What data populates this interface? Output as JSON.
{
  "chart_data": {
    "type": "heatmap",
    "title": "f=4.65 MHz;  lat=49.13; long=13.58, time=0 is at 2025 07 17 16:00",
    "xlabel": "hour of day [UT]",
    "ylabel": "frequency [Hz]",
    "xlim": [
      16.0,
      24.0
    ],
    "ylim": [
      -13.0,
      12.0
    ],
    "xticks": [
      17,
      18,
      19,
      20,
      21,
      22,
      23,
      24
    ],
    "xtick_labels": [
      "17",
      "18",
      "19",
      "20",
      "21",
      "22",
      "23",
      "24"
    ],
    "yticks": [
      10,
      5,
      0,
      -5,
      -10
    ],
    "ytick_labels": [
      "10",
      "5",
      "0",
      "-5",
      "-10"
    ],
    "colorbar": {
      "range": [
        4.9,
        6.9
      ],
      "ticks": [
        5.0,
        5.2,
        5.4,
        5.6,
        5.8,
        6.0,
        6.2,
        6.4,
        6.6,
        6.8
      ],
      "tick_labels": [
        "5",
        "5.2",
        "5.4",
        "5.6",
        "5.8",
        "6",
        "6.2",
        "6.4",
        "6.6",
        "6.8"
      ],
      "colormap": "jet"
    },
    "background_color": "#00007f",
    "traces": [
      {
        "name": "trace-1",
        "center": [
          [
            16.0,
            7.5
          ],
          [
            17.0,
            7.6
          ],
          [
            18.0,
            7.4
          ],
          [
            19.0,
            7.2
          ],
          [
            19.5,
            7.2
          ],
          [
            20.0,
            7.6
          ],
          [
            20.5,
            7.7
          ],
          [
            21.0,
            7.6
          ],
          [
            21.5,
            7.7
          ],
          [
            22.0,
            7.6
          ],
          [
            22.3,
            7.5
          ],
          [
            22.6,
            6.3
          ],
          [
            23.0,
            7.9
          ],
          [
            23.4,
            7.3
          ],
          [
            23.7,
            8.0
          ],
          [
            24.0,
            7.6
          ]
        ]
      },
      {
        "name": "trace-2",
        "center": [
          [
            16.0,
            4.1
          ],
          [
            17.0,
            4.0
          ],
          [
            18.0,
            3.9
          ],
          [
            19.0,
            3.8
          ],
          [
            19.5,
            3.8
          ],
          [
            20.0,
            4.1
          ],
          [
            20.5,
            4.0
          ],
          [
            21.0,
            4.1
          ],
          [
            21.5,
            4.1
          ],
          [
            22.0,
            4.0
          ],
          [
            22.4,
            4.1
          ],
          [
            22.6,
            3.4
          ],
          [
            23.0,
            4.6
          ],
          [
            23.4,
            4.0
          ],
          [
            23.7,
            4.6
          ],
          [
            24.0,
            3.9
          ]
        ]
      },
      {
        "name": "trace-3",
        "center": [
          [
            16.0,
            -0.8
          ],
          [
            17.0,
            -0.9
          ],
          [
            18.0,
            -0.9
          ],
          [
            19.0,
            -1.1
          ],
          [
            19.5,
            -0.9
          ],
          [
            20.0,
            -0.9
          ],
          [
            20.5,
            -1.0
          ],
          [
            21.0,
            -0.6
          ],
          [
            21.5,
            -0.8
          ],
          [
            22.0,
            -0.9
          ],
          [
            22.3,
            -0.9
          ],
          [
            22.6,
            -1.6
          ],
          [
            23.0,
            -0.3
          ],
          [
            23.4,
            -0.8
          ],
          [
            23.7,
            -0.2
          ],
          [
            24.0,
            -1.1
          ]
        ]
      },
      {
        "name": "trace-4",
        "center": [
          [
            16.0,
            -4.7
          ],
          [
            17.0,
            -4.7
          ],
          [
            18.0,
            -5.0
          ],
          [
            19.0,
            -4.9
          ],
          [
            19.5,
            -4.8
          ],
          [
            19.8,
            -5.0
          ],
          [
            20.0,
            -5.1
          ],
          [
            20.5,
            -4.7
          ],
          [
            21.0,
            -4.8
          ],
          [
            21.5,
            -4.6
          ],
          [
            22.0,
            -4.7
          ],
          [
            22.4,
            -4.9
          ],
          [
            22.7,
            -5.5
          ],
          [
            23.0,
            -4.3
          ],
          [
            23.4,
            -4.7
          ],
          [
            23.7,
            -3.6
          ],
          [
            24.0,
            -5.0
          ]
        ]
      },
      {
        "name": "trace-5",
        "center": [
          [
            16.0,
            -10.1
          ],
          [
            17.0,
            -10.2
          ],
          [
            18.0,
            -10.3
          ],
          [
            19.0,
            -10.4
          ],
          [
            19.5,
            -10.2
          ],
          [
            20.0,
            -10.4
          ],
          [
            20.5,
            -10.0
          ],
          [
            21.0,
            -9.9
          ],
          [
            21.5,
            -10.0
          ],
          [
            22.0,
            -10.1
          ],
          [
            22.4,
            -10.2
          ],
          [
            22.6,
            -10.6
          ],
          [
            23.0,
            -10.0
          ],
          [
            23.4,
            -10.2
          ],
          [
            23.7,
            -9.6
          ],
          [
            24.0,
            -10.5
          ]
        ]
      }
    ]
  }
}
***
- [Set task]:
Reply with nothing but a number: how many lines of the entries above contain the string "name"?

- [Exercise result]:
5